**What the task requires:** Write out every line of the material as it stands, apart from the pictures.

>> begin Entries

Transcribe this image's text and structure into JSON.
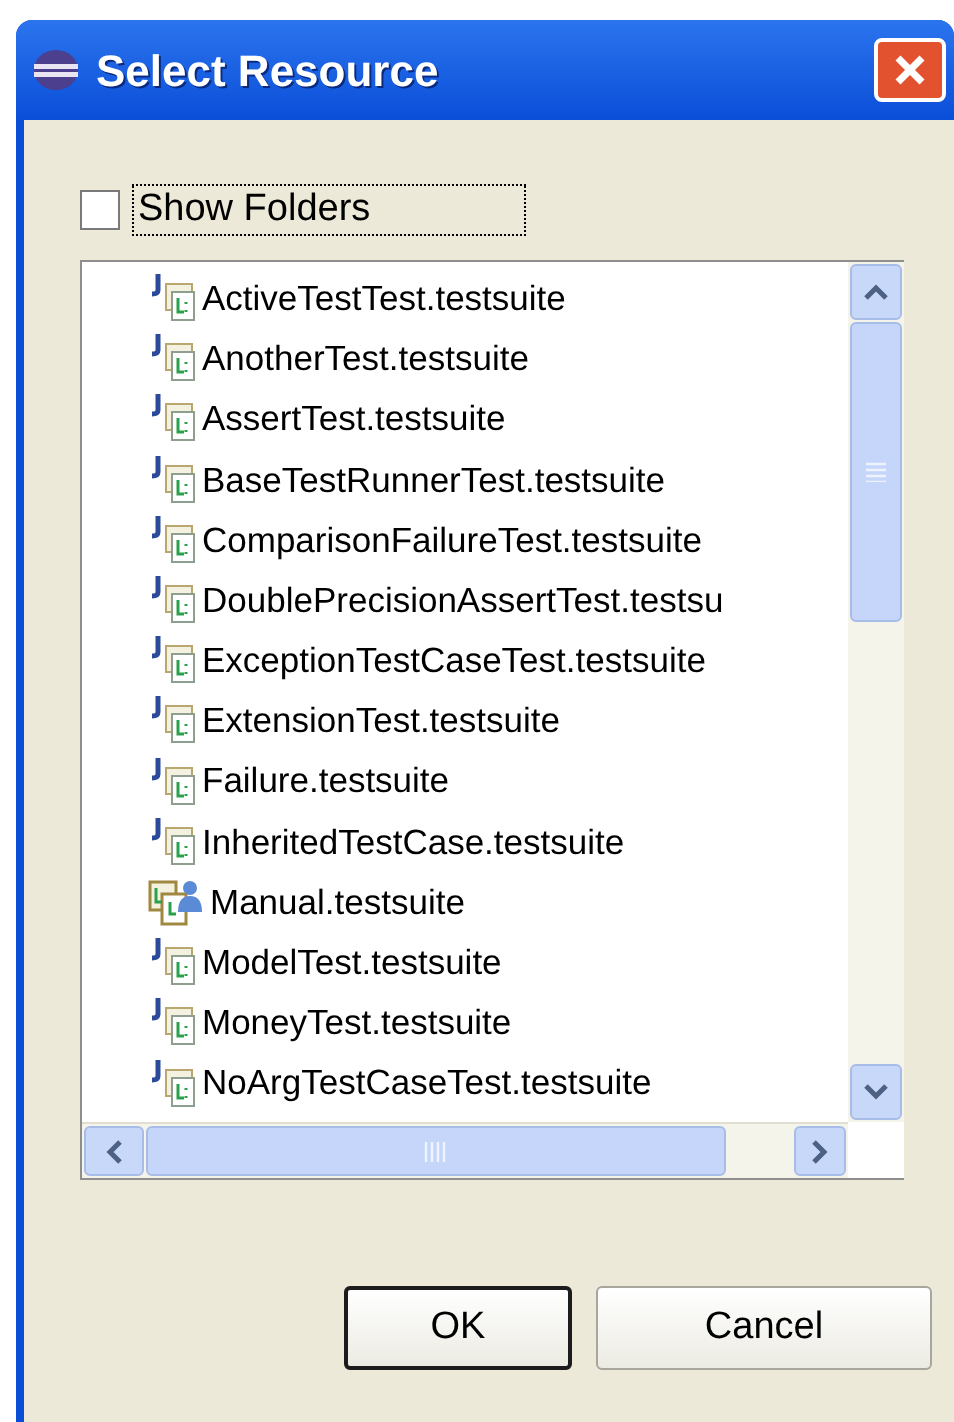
{
  "window": {
    "title": "Select Resource"
  },
  "show_folders": {
    "label": "Show Folders",
    "checked": false
  },
  "files": [
    {
      "name": "ActiveTestTest.testsuite",
      "kind": "junit"
    },
    {
      "name": "AnotherTest.testsuite",
      "kind": "junit"
    },
    {
      "name": "AssertTest.testsuite",
      "kind": "junit"
    },
    {
      "name": "BaseTestRunnerTest.testsuite",
      "kind": "junit"
    },
    {
      "name": "ComparisonFailureTest.testsuite",
      "kind": "junit"
    },
    {
      "name": "DoublePrecisionAssertTest.testsu",
      "kind": "junit"
    },
    {
      "name": "ExceptionTestCaseTest.testsuite",
      "kind": "junit"
    },
    {
      "name": "ExtensionTest.testsuite",
      "kind": "junit"
    },
    {
      "name": "Failure.testsuite",
      "kind": "junit"
    },
    {
      "name": "InheritedTestCase.testsuite",
      "kind": "junit"
    },
    {
      "name": "Manual.testsuite",
      "kind": "manual"
    },
    {
      "name": "ModelTest.testsuite",
      "kind": "junit"
    },
    {
      "name": "MoneyTest.testsuite",
      "kind": "junit"
    },
    {
      "name": "NoArgTestCaseTest.testsuite",
      "kind": "junit"
    }
  ],
  "buttons": [
    {
      "label": "OK",
      "default": true
    },
    {
      "label": "Cancel",
      "default": false
    }
  ]
}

>> end Entries

**Exercise solution:**
Transcribe this image's text and structure into JSON.
{
  "window": {
    "title": "Select Resource"
  },
  "show_folders": {
    "label": "Show Folders",
    "checked": false
  },
  "files": [
    {
      "name": "ActiveTestTest.testsuite",
      "kind": "junit"
    },
    {
      "name": "AnotherTest.testsuite",
      "kind": "junit"
    },
    {
      "name": "AssertTest.testsuite",
      "kind": "junit"
    },
    {
      "name": "BaseTestRunnerTest.testsuite",
      "kind": "junit"
    },
    {
      "name": "ComparisonFailureTest.testsuite",
      "kind": "junit"
    },
    {
      "name": "DoublePrecisionAssertTest.testsu",
      "kind": "junit"
    },
    {
      "name": "ExceptionTestCaseTest.testsuite",
      "kind": "junit"
    },
    {
      "name": "ExtensionTest.testsuite",
      "kind": "junit"
    },
    {
      "name": "Failure.testsuite",
      "kind": "junit"
    },
    {
      "name": "InheritedTestCase.testsuite",
      "kind": "junit"
    },
    {
      "name": "Manual.testsuite",
      "kind": "manual"
    },
    {
      "name": "ModelTest.testsuite",
      "kind": "junit"
    },
    {
      "name": "MoneyTest.testsuite",
      "kind": "junit"
    },
    {
      "name": "NoArgTestCaseTest.testsuite",
      "kind": "junit"
    }
  ],
  "buttons": [
    {
      "label": "OK",
      "default": true
    },
    {
      "label": "Cancel",
      "default": false
    }
  ]
}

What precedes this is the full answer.